**DIRECTIVE:** Extract every line that includes the string "действия".

(Source data)
##########

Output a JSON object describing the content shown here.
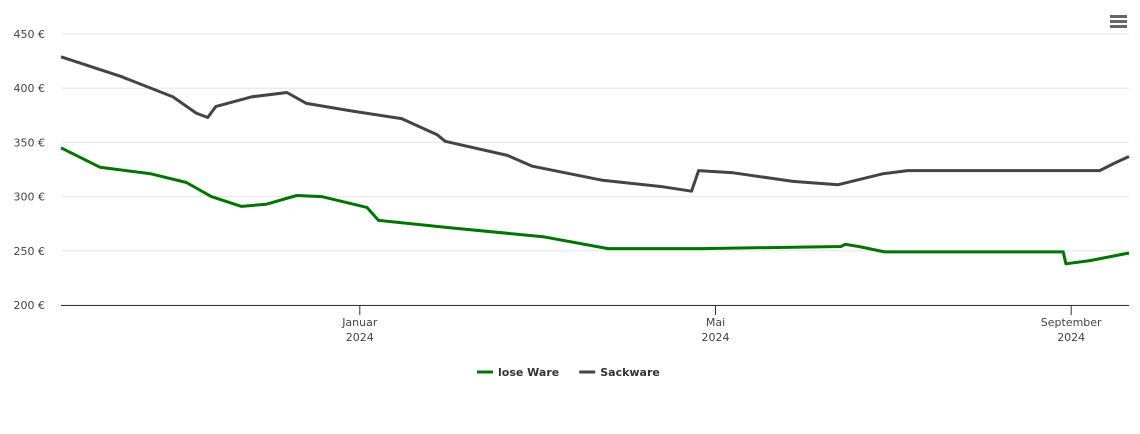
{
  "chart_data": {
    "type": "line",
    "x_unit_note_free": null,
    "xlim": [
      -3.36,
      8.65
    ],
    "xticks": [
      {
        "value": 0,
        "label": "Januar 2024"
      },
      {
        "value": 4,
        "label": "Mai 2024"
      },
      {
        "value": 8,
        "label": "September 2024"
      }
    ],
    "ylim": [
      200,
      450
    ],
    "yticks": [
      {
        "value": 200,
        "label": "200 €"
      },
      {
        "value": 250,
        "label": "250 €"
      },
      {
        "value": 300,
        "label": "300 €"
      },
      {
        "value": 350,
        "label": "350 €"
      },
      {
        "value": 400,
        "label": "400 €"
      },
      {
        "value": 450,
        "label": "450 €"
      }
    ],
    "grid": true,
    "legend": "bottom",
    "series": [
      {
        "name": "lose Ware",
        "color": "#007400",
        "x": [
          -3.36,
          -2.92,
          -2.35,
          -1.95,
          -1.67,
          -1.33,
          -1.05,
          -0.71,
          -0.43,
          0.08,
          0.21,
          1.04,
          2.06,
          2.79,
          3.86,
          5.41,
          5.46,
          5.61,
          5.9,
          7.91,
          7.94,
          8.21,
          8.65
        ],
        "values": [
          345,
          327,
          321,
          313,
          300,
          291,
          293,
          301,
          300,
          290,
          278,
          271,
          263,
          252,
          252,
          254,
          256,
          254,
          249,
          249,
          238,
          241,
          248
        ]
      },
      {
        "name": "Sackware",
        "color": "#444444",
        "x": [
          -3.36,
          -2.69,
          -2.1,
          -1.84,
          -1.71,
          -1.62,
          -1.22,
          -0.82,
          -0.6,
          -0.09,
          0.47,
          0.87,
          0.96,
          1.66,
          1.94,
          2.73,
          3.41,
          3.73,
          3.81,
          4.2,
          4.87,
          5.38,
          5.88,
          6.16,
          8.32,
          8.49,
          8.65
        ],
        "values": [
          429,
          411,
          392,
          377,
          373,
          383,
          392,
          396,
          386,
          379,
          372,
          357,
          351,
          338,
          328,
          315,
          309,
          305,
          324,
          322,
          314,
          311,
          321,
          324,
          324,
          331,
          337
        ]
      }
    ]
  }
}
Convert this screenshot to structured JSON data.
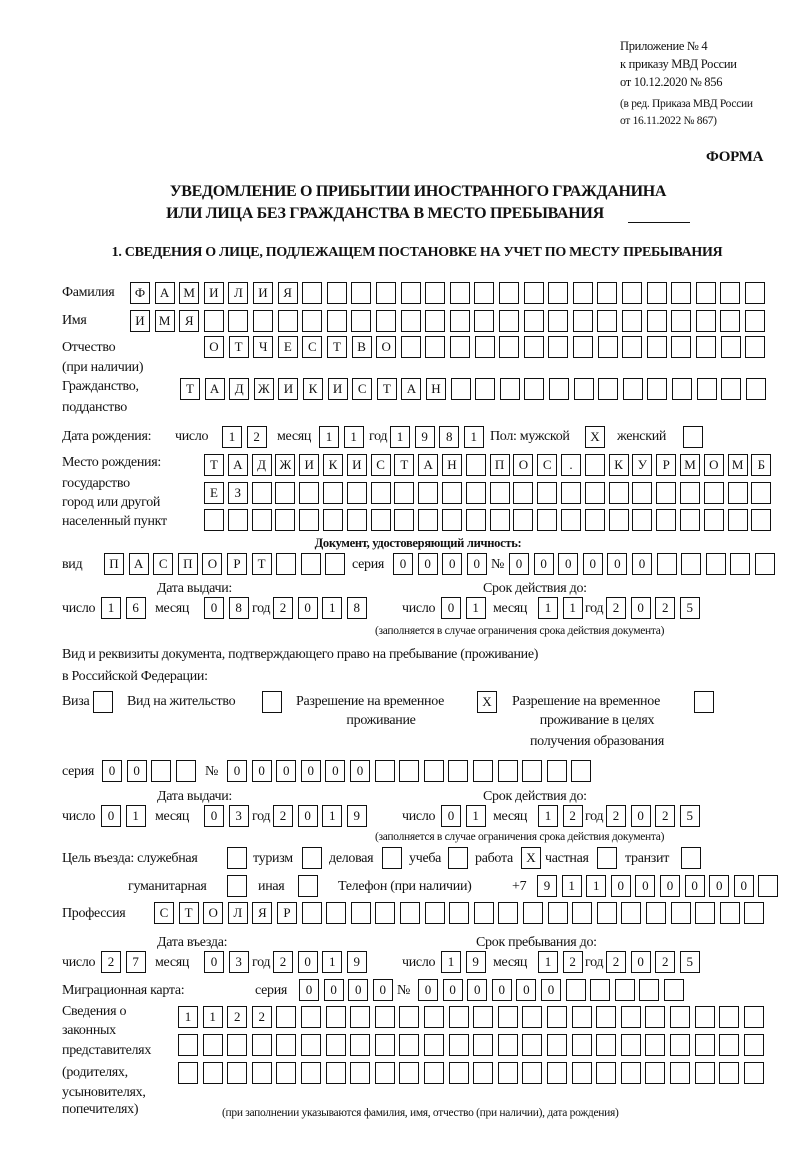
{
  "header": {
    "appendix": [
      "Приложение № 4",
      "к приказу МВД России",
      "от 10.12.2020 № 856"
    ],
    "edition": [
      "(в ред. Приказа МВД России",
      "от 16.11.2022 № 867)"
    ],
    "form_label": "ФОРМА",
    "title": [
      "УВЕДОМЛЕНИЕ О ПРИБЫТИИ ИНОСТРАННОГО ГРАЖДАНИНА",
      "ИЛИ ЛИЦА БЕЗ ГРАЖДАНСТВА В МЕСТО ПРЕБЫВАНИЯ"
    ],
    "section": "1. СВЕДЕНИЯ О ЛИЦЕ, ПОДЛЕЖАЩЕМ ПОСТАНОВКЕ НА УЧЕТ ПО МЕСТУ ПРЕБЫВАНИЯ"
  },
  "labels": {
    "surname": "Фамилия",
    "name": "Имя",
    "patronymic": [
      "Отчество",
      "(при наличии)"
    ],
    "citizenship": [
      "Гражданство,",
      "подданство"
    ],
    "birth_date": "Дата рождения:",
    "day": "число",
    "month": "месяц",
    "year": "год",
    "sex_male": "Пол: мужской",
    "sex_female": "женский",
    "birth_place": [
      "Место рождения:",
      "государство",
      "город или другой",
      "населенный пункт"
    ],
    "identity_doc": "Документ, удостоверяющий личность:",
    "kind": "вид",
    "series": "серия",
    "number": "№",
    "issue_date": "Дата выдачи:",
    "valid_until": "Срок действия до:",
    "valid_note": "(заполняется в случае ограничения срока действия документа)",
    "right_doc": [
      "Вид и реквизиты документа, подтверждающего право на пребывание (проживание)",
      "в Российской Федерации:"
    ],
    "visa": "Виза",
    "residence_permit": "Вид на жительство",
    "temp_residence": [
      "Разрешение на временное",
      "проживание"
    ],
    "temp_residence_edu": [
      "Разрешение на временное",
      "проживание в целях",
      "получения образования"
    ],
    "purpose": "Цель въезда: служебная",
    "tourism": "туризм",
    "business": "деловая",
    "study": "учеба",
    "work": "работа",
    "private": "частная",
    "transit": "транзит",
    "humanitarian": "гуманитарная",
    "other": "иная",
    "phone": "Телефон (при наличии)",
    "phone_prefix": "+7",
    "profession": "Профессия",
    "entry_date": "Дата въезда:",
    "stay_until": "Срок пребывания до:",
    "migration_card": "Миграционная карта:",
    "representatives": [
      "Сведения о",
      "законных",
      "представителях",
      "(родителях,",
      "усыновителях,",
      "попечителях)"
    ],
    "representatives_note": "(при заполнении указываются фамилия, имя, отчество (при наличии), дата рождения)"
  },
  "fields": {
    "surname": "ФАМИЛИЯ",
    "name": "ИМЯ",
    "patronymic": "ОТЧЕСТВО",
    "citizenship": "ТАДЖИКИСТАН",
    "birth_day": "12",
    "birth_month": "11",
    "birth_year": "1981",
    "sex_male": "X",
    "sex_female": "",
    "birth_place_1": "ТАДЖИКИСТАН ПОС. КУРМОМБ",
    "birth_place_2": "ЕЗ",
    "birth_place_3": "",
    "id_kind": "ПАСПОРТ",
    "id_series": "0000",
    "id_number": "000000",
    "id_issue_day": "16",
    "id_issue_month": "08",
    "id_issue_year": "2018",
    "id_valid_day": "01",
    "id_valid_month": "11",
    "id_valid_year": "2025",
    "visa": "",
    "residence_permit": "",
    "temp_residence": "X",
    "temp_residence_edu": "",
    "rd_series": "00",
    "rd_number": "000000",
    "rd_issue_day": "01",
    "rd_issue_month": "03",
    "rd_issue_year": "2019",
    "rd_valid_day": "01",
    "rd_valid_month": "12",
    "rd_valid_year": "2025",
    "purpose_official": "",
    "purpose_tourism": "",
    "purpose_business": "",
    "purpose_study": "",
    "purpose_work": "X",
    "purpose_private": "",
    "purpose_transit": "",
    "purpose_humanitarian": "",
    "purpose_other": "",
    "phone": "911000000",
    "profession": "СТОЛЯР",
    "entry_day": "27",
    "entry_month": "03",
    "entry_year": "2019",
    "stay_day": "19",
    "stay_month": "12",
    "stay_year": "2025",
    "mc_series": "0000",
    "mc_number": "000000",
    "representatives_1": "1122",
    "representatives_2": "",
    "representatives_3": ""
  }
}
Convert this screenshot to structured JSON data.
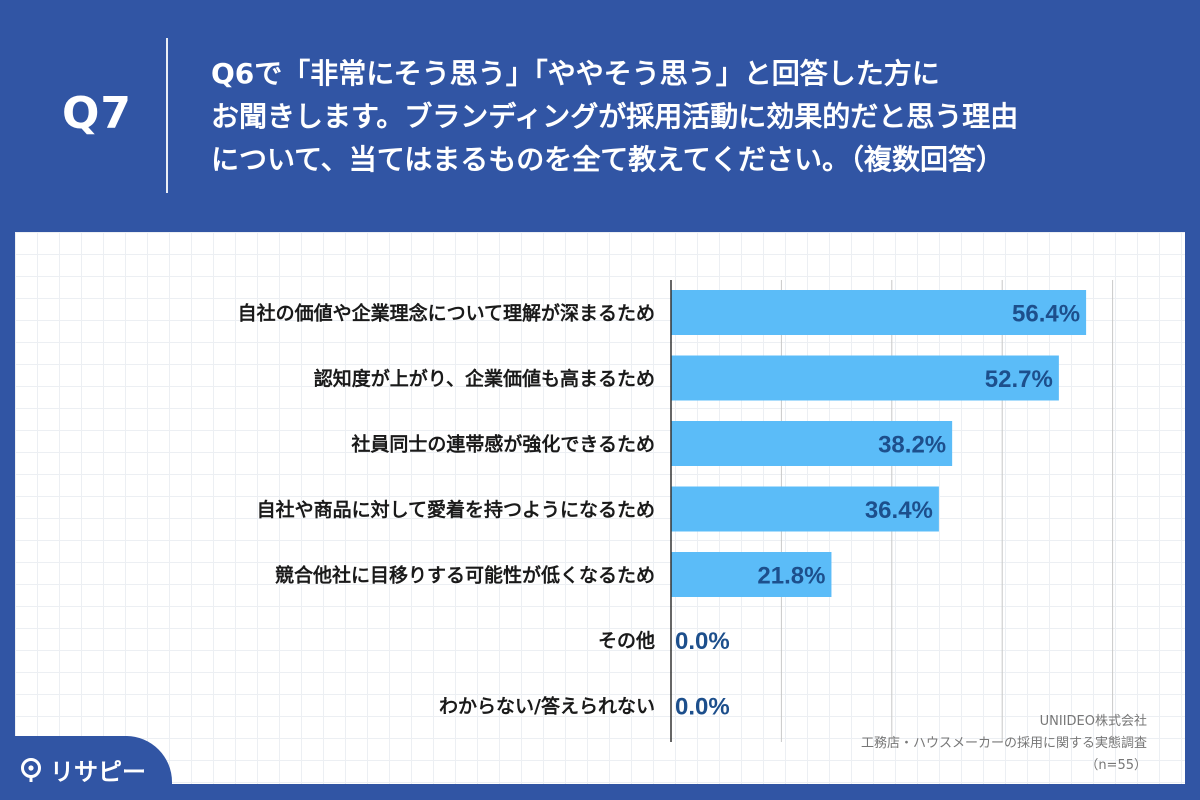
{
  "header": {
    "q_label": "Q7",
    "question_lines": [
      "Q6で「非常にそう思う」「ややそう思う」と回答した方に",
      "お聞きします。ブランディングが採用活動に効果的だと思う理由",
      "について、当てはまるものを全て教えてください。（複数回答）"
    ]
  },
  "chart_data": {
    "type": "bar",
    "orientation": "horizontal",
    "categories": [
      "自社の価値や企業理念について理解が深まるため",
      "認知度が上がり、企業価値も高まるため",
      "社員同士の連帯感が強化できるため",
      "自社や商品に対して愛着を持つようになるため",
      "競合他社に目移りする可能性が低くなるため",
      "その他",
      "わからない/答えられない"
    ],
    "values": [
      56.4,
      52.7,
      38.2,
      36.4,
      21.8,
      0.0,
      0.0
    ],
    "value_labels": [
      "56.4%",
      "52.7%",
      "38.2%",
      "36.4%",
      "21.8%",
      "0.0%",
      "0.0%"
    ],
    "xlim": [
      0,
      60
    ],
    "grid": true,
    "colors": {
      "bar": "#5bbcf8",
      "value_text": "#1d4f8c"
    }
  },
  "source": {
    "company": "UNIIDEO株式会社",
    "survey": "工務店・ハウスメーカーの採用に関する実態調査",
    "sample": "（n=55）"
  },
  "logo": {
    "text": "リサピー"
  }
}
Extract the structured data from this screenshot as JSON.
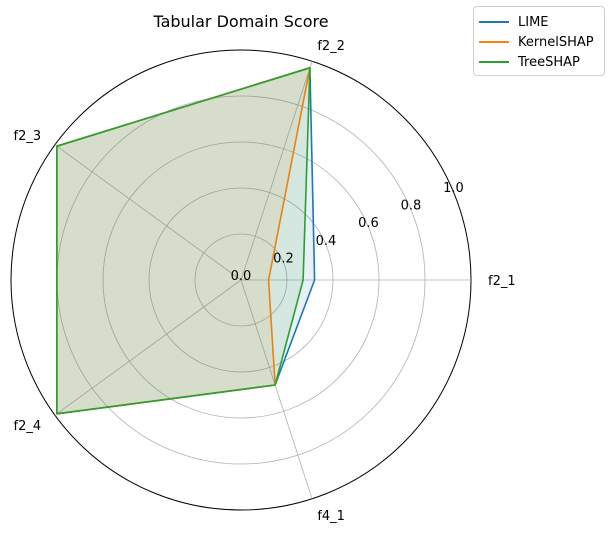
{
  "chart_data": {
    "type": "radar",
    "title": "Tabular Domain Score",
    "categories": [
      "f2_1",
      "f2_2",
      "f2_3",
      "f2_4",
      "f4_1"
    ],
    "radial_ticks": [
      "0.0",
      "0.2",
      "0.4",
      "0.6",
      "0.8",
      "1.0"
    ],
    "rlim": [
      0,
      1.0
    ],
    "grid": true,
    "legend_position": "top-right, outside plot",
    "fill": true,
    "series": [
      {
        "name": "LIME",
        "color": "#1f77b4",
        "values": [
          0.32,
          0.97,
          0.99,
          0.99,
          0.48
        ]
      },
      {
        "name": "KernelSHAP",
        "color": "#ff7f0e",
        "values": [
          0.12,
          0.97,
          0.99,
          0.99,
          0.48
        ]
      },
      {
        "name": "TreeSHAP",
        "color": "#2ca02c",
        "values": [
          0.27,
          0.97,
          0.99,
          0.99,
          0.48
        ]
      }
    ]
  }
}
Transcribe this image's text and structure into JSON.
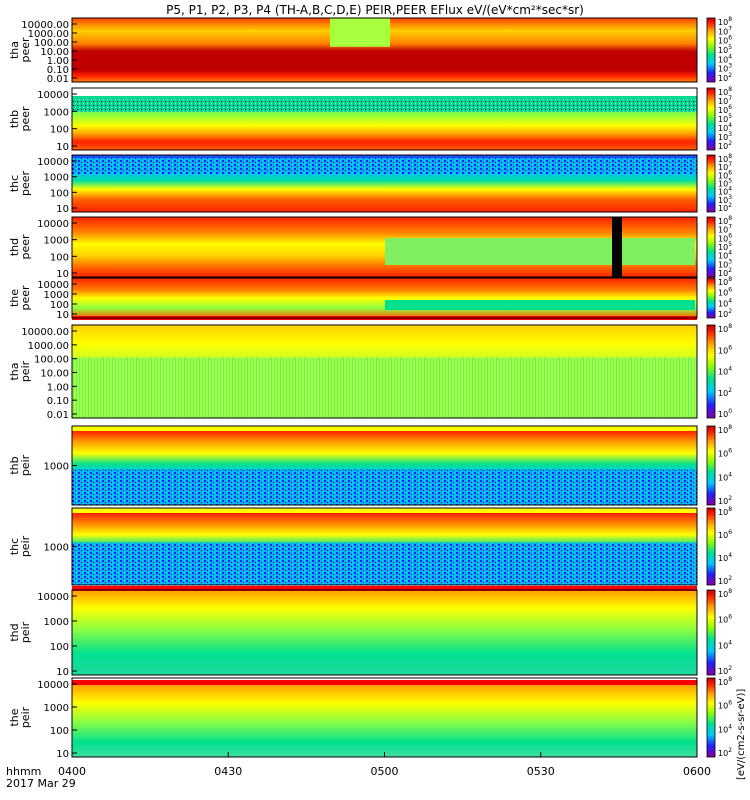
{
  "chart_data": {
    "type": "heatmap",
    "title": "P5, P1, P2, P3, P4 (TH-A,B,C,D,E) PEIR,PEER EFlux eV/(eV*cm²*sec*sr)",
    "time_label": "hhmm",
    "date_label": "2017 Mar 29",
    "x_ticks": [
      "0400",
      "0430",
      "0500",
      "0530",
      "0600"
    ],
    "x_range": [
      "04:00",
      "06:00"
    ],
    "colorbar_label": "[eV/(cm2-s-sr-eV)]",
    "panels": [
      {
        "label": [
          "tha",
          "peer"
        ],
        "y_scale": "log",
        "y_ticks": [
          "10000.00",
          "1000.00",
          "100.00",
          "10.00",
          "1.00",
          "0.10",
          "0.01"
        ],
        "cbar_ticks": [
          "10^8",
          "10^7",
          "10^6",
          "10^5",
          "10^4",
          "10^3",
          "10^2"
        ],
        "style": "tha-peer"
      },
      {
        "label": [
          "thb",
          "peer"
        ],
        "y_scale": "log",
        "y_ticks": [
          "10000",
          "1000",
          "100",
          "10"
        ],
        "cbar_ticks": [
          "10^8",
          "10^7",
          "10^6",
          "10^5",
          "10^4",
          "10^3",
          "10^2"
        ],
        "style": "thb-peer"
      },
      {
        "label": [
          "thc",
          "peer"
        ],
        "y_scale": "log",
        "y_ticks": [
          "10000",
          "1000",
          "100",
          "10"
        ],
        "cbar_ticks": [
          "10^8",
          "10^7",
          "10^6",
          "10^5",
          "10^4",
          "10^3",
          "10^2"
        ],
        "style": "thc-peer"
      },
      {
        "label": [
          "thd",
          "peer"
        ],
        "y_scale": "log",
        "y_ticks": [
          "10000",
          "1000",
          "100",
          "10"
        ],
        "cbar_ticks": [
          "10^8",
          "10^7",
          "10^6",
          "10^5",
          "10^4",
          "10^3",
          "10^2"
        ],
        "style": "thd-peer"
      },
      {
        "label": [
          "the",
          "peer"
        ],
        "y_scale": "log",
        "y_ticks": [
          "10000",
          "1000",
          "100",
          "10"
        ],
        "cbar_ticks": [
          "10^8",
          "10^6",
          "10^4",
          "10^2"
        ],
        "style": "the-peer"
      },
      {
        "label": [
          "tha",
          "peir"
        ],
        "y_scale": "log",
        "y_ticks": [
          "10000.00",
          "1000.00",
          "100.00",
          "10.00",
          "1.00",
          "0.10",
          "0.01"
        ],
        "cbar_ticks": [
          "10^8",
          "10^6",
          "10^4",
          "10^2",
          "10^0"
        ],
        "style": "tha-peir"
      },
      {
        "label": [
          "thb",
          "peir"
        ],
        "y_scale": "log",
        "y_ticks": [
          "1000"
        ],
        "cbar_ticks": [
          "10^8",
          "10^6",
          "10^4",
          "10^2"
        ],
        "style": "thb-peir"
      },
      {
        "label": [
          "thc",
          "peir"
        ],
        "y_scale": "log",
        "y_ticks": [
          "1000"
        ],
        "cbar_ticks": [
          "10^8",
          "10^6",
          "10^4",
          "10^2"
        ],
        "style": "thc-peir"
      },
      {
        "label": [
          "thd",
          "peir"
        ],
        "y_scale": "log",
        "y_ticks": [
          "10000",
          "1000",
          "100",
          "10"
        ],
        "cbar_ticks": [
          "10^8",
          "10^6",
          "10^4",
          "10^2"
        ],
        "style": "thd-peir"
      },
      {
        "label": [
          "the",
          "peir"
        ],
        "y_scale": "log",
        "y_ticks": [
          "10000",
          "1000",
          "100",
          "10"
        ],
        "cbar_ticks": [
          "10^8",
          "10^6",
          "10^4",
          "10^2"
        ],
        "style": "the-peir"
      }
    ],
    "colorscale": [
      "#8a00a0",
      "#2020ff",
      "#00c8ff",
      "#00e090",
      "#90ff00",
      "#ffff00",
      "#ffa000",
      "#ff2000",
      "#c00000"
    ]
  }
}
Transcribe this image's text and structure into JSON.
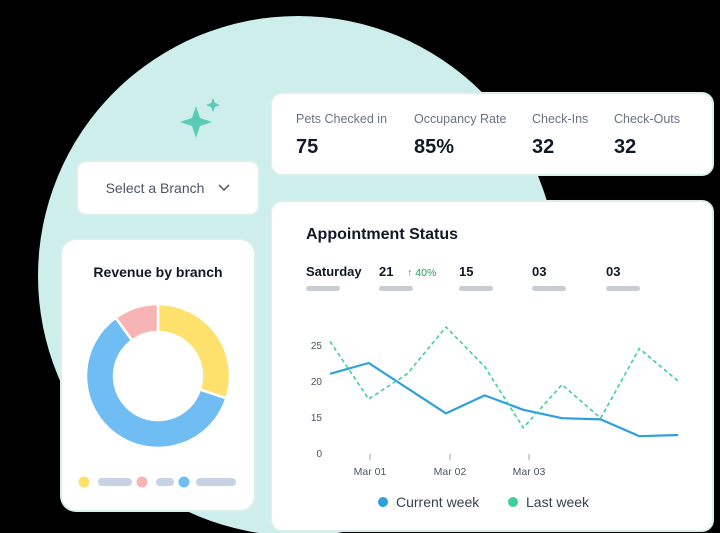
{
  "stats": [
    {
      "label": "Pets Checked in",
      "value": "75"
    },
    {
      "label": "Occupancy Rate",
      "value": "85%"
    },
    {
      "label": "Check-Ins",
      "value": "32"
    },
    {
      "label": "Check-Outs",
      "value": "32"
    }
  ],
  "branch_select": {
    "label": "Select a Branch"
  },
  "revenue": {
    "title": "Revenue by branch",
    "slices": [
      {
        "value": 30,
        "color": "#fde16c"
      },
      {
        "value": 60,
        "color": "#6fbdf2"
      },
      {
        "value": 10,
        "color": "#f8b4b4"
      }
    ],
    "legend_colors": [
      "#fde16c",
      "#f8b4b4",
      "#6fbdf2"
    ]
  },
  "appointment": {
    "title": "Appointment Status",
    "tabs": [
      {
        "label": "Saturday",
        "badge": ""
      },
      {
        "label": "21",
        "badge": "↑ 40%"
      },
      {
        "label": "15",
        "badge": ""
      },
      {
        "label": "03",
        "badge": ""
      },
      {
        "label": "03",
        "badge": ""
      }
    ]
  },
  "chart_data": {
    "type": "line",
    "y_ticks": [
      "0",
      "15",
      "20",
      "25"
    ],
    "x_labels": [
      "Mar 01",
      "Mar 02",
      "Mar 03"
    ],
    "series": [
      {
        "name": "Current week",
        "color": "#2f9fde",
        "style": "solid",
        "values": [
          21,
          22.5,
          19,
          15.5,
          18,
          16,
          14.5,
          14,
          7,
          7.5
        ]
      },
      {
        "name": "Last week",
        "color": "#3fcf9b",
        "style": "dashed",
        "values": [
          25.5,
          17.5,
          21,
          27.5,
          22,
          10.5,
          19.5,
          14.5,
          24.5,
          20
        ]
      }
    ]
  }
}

##########

**SOLUTION TO THE EXERCISE:**
    "valid_until": "Срок действия до:",
    "valid_note": "(заполняется в случае ограничения срока действия документа)",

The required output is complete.